*** Excerpted data
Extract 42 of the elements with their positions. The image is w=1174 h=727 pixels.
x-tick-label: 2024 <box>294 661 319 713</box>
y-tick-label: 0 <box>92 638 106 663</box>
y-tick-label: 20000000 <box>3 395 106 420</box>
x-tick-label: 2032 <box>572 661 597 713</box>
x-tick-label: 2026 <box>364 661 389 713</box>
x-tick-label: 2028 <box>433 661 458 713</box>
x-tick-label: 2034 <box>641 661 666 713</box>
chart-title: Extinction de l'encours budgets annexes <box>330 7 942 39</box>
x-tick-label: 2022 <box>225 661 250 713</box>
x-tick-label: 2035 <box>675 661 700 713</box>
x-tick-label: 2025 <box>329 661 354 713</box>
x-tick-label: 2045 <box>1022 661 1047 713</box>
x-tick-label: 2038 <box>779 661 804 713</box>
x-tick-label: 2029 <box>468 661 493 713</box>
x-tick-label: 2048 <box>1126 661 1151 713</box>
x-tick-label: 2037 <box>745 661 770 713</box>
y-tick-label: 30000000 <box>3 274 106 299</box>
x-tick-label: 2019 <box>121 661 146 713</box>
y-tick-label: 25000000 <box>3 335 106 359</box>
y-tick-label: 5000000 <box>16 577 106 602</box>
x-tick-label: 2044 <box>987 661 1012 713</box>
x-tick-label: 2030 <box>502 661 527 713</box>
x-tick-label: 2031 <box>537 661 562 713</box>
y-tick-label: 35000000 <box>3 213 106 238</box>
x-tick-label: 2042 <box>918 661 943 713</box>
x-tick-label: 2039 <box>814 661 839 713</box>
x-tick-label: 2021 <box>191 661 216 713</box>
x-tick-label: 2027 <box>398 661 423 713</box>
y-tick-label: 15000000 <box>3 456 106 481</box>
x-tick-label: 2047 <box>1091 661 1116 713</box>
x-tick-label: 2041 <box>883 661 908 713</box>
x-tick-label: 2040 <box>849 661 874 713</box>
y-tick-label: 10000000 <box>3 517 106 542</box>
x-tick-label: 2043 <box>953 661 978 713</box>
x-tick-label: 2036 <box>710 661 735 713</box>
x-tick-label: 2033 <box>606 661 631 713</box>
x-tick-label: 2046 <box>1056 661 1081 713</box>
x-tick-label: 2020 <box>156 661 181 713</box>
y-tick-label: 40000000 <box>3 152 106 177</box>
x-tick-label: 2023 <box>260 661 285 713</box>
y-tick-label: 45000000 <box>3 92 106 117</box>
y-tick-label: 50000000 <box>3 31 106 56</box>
******
### Problem requirements
Copy the lines from the start of the records through the line that contains "x-tick-label: 2040 <box>849 661 874 713</box>", keeping each one identical and including that final line.

### The solution
Extract 42 of the elements with their positions. The image is w=1174 h=727 pixels.
x-tick-label: 2024 <box>294 661 319 713</box>
y-tick-label: 0 <box>92 638 106 663</box>
y-tick-label: 20000000 <box>3 395 106 420</box>
x-tick-label: 2032 <box>572 661 597 713</box>
x-tick-label: 2026 <box>364 661 389 713</box>
x-tick-label: 2028 <box>433 661 458 713</box>
x-tick-label: 2034 <box>641 661 666 713</box>
chart-title: Extinction de l'encours budgets annexes <box>330 7 942 39</box>
x-tick-label: 2022 <box>225 661 250 713</box>
x-tick-label: 2035 <box>675 661 700 713</box>
x-tick-label: 2025 <box>329 661 354 713</box>
x-tick-label: 2045 <box>1022 661 1047 713</box>
x-tick-label: 2038 <box>779 661 804 713</box>
x-tick-label: 2029 <box>468 661 493 713</box>
x-tick-label: 2048 <box>1126 661 1151 713</box>
x-tick-label: 2037 <box>745 661 770 713</box>
y-tick-label: 30000000 <box>3 274 106 299</box>
x-tick-label: 2019 <box>121 661 146 713</box>
y-tick-label: 25000000 <box>3 335 106 359</box>
y-tick-label: 5000000 <box>16 577 106 602</box>
x-tick-label: 2044 <box>987 661 1012 713</box>
x-tick-label: 2030 <box>502 661 527 713</box>
x-tick-label: 2031 <box>537 661 562 713</box>
y-tick-label: 35000000 <box>3 213 106 238</box>
x-tick-label: 2042 <box>918 661 943 713</box>
x-tick-label: 2039 <box>814 661 839 713</box>
x-tick-label: 2021 <box>191 661 216 713</box>
x-tick-label: 2027 <box>398 661 423 713</box>
y-tick-label: 15000000 <box>3 456 106 481</box>
x-tick-label: 2047 <box>1091 661 1116 713</box>
x-tick-label: 2041 <box>883 661 908 713</box>
x-tick-label: 2040 <box>849 661 874 713</box>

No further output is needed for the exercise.